Pick out each line below containing "einer".

_Input rows_
* * * * * * * * *
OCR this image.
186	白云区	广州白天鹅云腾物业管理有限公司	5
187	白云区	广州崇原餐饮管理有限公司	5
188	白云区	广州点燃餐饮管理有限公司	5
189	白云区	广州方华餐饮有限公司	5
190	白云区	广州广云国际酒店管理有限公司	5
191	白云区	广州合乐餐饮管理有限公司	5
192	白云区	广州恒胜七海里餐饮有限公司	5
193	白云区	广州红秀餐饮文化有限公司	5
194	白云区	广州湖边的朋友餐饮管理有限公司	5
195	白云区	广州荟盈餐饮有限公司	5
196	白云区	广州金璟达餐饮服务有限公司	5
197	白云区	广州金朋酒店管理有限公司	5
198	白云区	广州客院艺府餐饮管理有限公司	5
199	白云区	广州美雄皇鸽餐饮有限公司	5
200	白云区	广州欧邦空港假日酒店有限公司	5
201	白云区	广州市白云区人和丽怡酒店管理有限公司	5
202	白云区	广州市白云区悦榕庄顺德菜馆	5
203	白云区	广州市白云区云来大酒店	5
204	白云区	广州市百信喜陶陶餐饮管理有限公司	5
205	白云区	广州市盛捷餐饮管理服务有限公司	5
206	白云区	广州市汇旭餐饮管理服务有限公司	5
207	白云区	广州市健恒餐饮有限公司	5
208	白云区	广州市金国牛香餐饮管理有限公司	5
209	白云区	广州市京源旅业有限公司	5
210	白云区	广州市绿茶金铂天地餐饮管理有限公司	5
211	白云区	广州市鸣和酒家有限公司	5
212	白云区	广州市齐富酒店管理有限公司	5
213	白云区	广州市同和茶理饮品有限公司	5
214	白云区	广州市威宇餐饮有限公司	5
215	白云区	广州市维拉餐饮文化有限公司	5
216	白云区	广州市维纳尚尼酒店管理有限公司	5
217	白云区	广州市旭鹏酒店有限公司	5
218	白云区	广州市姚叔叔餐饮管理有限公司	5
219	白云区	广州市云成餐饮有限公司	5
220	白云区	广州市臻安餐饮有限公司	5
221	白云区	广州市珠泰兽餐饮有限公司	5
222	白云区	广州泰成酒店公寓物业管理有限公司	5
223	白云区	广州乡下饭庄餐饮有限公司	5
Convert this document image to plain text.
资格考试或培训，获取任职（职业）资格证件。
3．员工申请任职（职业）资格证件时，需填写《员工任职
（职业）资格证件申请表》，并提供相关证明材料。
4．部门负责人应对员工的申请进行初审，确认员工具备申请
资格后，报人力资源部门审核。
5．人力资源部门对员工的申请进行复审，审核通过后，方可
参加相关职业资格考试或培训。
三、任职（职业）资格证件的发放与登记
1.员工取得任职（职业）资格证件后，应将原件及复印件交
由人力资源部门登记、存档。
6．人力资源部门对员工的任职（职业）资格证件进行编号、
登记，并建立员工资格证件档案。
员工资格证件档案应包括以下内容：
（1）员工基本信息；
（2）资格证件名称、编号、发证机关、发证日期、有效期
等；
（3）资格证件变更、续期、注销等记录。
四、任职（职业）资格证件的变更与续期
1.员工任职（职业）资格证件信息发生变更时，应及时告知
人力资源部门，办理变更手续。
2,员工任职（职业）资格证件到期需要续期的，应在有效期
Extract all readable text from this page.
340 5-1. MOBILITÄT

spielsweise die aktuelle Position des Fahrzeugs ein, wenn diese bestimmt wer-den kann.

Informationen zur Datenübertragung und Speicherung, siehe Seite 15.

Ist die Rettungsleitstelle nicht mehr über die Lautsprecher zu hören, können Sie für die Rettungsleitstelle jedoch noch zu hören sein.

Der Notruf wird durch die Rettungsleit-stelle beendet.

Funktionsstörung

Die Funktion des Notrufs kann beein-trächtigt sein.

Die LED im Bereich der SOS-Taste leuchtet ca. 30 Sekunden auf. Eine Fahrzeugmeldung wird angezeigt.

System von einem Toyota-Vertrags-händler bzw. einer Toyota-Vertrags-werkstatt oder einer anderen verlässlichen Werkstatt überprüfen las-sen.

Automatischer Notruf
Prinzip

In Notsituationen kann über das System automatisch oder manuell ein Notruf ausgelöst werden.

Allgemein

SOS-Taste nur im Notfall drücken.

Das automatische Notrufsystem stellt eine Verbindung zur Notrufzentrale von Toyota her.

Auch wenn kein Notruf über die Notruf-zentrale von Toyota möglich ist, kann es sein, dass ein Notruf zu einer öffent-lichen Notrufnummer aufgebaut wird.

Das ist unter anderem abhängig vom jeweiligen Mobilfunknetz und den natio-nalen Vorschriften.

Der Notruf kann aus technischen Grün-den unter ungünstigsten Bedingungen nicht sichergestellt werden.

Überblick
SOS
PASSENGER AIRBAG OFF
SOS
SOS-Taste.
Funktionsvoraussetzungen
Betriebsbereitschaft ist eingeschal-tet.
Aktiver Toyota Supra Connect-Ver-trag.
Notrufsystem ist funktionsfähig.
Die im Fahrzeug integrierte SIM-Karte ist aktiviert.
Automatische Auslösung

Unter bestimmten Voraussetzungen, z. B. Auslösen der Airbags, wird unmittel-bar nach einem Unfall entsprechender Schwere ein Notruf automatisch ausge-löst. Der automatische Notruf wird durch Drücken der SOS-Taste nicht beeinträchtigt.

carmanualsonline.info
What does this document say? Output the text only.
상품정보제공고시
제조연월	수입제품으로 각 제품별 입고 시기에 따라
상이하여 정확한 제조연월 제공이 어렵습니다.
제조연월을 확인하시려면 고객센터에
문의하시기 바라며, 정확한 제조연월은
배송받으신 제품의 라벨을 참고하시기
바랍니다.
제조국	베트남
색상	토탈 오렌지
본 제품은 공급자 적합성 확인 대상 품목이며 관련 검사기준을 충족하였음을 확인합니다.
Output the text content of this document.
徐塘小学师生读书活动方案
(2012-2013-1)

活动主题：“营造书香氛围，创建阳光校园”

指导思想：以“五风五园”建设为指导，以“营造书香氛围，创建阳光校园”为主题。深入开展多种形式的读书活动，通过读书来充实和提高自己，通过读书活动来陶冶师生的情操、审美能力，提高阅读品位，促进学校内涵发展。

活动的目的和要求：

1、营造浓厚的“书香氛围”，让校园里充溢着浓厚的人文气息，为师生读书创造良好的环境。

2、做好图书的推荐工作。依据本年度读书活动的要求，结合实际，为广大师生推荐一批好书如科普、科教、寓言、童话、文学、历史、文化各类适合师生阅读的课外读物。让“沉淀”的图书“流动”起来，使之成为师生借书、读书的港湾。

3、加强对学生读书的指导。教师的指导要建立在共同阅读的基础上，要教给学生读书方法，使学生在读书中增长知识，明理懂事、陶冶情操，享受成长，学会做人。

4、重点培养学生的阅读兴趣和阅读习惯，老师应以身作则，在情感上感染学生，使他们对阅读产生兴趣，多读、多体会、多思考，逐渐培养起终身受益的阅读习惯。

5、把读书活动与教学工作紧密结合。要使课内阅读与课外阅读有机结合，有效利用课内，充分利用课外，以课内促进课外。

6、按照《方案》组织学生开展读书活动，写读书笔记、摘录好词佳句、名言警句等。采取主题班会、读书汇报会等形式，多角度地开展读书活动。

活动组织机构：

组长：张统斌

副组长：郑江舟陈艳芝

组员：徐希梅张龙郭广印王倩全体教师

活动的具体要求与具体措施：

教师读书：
* * * * * * * * *
_Result of this task_
System von einem Toyota-Vertrags-händler bzw. einer Toyota-Vertrags-werkstatt oder einer anderen verlässlichen Werkstatt überprüfen las-sen.
Auch wenn kein Notruf über die Notruf-zentrale von Toyota möglich ist, kann es sein, dass ein Notruf zu einer öffent-lichen Notrufnummer aufgebaut wird.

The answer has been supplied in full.